## What is asked
Pictures do not belong in the copy. Return all of the entries exactly.

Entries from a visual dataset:
-.-.-

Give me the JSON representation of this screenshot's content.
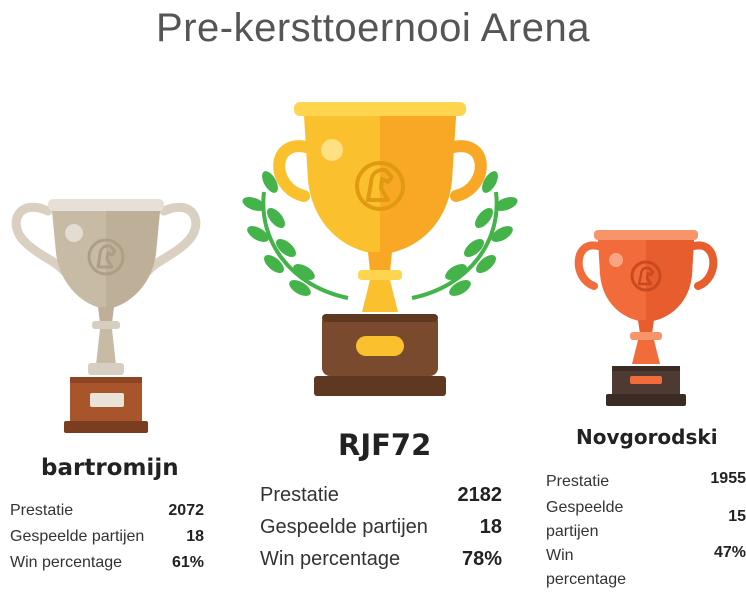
{
  "title": "Pre-kersttoernooi Arena",
  "colors": {
    "gold": "#FBC02D",
    "silver": "#C8BBA6",
    "bronze": "#F26B3A",
    "laurel": "#43B34A",
    "base_brown": "#7A4A2E"
  },
  "podium": [
    {
      "rank": 2,
      "trophy": "silver-trophy",
      "name": "bartromijn",
      "stats": [
        {
          "label": "Prestatie",
          "value": "2072"
        },
        {
          "label": "Gespeelde partijen",
          "value": "18"
        },
        {
          "label": "Win percentage",
          "value": "61%"
        }
      ]
    },
    {
      "rank": 1,
      "trophy": "gold-trophy",
      "name": "RJF72",
      "stats": [
        {
          "label": "Prestatie",
          "value": "2182"
        },
        {
          "label": "Gespeelde partijen",
          "value": "18"
        },
        {
          "label": "Win percentage",
          "value": "78%"
        }
      ]
    },
    {
      "rank": 3,
      "trophy": "bronze-trophy",
      "name": "Novgorodski",
      "stats": [
        {
          "label": "Prestatie",
          "value": "1955"
        },
        {
          "label": "Gespeelde partijen",
          "value": "15"
        },
        {
          "label": "Win percentage",
          "value": "47%"
        }
      ]
    }
  ]
}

-.-.-

## Finished exercise
Give me the JSON representation of this screenshot's content.
{
  "title": "Pre-kersttoernooi Arena",
  "colors": {
    "gold": "#FBC02D",
    "silver": "#C8BBA6",
    "bronze": "#F26B3A",
    "laurel": "#43B34A",
    "base_brown": "#7A4A2E"
  },
  "podium": [
    {
      "rank": 2,
      "trophy": "silver-trophy",
      "name": "bartromijn",
      "stats": [
        {
          "label": "Prestatie",
          "value": "2072"
        },
        {
          "label": "Gespeelde partijen",
          "value": "18"
        },
        {
          "label": "Win percentage",
          "value": "61%"
        }
      ]
    },
    {
      "rank": 1,
      "trophy": "gold-trophy",
      "name": "RJF72",
      "stats": [
        {
          "label": "Prestatie",
          "value": "2182"
        },
        {
          "label": "Gespeelde partijen",
          "value": "18"
        },
        {
          "label": "Win percentage",
          "value": "78%"
        }
      ]
    },
    {
      "rank": 3,
      "trophy": "bronze-trophy",
      "name": "Novgorodski",
      "stats": [
        {
          "label": "Prestatie",
          "value": "1955"
        },
        {
          "label": "Gespeelde partijen",
          "value": "15"
        },
        {
          "label": "Win percentage",
          "value": "47%"
        }
      ]
    }
  ]
}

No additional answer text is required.